• DESCRIPTION OF THE TASK: Review the lines that follow and copy each one that contains the word "JSON".

• MATERIALS PROVIDED:

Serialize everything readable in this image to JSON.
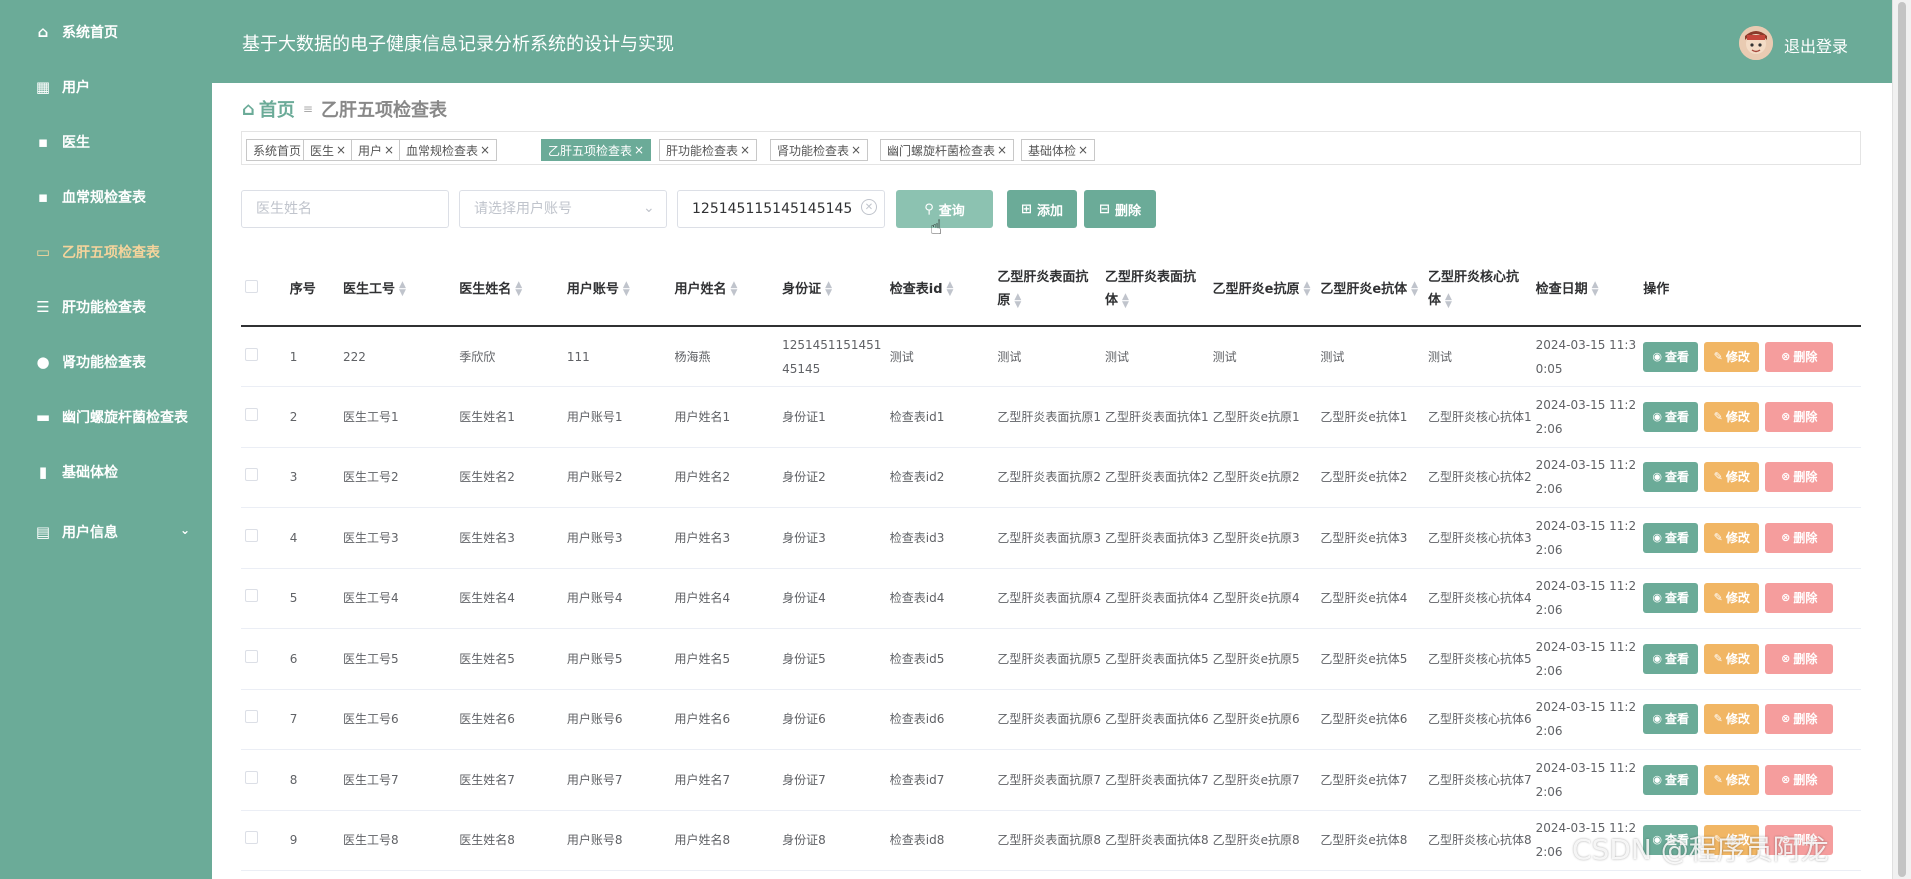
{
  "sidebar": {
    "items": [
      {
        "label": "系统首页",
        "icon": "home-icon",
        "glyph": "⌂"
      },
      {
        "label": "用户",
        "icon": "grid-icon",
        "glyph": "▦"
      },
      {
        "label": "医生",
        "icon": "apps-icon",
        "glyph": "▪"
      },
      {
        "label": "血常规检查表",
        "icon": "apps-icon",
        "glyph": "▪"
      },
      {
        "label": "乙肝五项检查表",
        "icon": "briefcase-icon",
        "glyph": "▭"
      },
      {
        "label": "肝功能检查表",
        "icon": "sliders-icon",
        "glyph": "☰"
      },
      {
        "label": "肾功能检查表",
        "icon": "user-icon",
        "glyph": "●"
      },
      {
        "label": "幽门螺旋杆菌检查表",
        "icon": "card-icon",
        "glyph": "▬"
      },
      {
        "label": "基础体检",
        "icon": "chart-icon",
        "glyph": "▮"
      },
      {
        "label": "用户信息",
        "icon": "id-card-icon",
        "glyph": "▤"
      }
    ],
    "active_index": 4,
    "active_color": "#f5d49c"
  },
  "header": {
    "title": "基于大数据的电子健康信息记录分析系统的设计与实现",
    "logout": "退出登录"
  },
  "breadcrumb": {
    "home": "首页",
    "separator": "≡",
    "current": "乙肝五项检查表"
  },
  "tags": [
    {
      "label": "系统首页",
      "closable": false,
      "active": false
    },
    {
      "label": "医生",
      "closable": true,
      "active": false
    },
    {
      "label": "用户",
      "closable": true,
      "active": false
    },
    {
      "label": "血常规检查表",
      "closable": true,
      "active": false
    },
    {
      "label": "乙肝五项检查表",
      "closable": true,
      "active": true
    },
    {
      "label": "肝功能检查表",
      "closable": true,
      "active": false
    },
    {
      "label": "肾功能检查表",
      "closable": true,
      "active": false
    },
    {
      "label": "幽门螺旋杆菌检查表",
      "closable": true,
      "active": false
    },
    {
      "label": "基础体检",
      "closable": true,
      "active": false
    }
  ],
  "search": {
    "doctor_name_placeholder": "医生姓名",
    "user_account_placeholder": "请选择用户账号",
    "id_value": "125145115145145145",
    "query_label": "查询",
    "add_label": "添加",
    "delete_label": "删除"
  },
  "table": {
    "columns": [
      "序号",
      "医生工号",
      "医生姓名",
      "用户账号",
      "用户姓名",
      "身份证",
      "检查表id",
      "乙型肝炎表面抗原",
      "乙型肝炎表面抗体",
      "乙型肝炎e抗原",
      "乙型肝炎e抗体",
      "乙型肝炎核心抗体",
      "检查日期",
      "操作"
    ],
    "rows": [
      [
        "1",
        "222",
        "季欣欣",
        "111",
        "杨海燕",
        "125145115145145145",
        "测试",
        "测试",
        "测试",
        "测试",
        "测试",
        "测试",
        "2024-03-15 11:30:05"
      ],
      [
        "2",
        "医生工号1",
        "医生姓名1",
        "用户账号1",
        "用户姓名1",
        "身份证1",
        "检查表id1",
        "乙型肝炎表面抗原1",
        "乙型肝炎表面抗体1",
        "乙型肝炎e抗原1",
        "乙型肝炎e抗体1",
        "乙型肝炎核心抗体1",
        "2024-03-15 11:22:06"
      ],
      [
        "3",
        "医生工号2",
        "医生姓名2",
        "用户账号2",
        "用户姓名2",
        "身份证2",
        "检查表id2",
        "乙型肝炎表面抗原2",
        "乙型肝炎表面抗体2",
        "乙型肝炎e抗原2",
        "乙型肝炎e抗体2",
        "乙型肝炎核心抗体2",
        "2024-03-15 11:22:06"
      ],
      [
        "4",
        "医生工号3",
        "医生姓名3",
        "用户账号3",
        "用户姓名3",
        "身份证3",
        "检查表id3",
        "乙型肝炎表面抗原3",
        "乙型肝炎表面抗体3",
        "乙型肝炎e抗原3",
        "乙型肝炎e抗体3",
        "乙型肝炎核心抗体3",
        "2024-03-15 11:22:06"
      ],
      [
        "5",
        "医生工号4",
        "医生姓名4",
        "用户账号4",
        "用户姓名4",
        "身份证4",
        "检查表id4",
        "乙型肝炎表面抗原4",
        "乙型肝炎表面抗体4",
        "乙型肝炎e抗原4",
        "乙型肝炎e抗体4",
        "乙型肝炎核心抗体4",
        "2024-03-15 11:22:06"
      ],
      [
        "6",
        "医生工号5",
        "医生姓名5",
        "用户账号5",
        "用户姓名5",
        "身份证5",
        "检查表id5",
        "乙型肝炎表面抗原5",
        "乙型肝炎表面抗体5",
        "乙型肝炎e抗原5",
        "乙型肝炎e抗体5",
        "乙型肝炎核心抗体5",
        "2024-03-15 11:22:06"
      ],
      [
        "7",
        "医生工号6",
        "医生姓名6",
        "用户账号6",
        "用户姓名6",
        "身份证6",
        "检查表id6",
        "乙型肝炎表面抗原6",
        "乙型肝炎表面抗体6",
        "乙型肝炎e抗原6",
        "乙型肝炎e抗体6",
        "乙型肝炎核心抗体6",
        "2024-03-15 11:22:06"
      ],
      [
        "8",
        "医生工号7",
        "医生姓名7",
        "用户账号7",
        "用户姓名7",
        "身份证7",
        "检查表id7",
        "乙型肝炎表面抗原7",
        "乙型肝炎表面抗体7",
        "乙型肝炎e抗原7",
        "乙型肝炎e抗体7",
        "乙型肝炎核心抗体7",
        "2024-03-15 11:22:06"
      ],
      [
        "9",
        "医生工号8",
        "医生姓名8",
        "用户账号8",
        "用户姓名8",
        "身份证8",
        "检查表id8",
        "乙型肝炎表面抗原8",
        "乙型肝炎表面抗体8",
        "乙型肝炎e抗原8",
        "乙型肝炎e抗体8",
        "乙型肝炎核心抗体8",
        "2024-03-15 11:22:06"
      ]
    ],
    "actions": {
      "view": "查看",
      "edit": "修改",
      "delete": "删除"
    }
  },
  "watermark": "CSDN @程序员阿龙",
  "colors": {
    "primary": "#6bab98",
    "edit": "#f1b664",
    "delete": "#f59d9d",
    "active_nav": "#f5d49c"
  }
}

...

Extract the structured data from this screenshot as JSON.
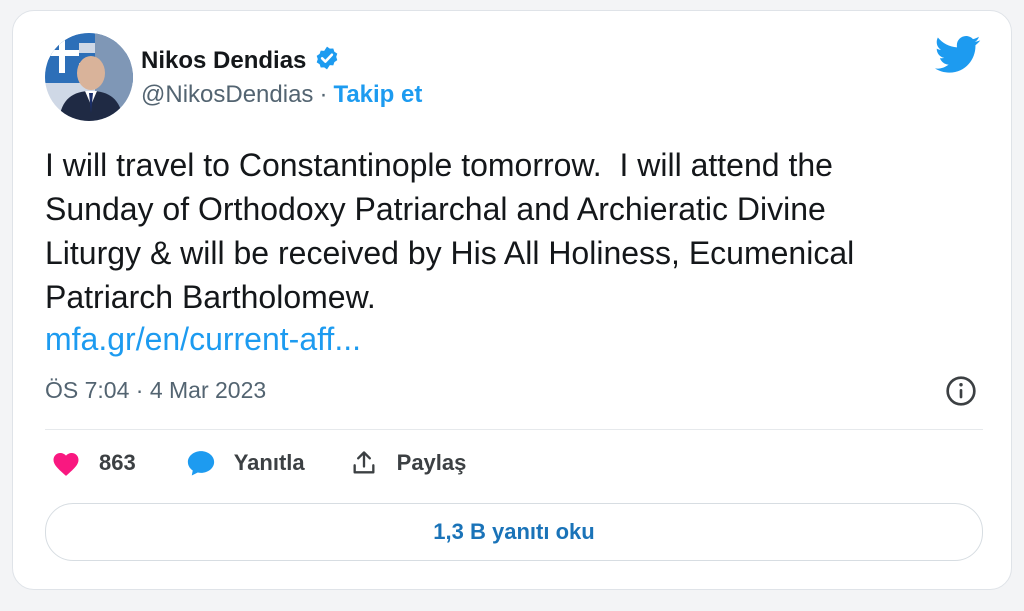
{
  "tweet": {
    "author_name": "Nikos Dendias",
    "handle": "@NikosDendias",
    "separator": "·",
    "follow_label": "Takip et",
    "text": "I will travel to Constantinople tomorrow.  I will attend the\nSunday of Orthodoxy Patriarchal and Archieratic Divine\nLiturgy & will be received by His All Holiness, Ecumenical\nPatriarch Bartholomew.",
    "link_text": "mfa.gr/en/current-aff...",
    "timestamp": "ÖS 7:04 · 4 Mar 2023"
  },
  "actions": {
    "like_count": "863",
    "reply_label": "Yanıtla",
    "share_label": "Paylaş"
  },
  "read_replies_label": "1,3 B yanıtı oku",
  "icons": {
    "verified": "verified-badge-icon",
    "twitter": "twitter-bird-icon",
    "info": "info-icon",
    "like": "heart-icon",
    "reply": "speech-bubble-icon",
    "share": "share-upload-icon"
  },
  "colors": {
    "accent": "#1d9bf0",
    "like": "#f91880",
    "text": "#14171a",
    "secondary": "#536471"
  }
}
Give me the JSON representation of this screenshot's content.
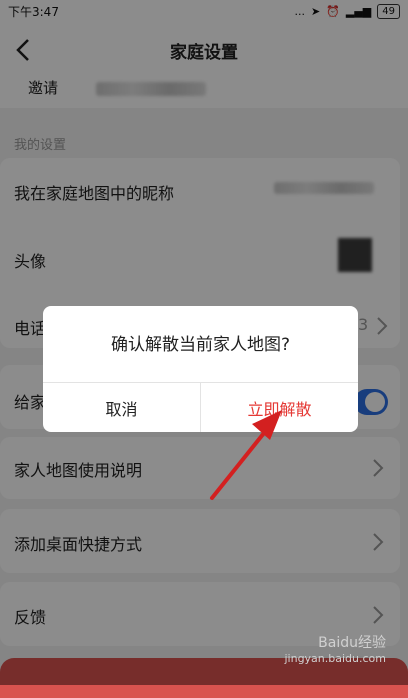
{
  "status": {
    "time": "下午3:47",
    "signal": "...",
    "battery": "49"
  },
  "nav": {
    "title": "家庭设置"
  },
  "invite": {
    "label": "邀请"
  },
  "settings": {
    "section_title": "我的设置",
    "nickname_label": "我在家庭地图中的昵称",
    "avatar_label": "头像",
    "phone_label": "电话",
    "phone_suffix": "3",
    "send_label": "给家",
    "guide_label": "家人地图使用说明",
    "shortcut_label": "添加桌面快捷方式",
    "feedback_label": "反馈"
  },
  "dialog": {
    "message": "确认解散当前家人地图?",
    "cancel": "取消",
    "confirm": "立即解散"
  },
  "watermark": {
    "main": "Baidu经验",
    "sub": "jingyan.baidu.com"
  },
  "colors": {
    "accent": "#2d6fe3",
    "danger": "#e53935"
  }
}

--

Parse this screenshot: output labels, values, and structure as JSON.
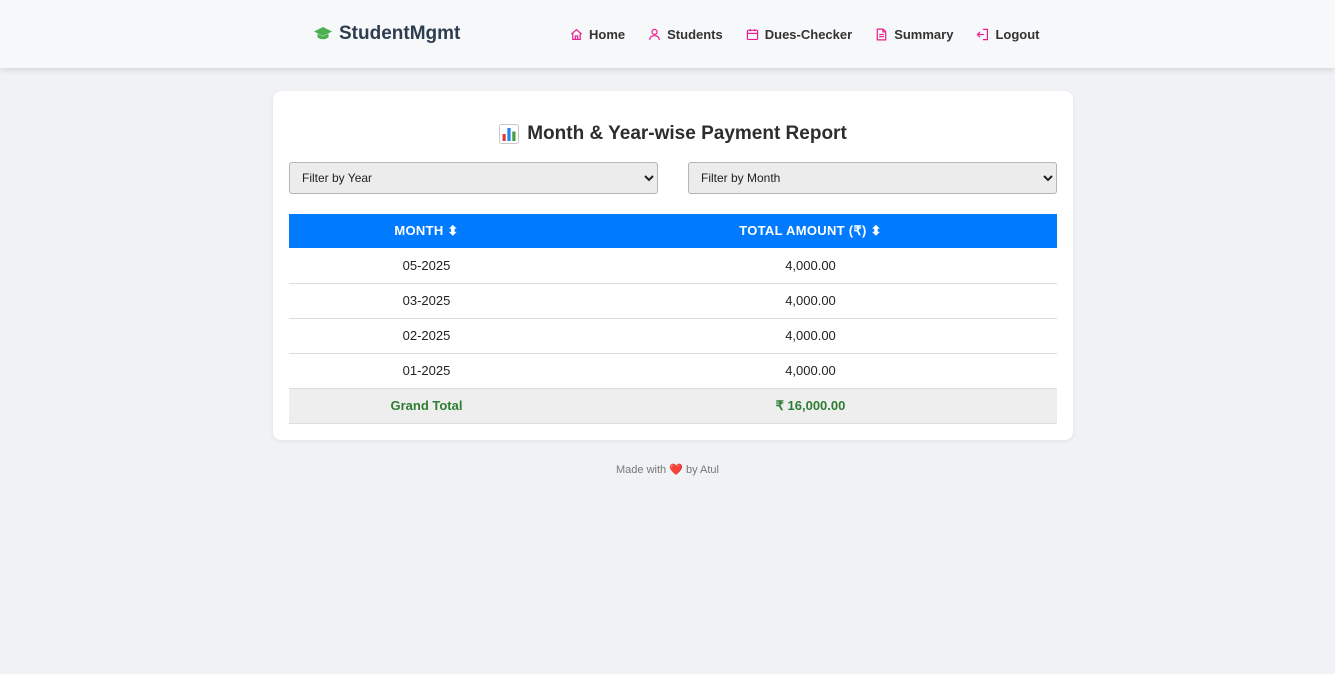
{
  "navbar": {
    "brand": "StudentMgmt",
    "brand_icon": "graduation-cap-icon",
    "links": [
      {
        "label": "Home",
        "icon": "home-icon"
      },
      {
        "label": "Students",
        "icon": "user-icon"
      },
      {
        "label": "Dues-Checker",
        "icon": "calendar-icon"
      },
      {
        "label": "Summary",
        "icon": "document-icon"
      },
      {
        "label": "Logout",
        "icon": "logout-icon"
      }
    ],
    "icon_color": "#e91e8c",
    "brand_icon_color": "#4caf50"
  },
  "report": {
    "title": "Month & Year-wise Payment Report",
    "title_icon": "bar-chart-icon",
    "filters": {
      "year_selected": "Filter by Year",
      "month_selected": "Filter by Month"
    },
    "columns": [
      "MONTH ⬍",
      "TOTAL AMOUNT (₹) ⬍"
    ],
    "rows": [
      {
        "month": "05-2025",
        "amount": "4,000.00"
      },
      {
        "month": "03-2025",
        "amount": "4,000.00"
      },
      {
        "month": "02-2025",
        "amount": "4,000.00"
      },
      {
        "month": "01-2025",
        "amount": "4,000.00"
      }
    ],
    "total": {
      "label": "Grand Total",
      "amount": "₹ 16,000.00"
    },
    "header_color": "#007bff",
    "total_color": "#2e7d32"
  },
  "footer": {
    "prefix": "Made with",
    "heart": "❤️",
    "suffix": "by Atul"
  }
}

• TASK SOLUTION:
Serialize everything readable in this image to JSON.
Extract the structured data from this screenshot as JSON.
Give me the JSON representation of this screenshot's content.
Parse this screenshot: output labels, values, and structure as JSON.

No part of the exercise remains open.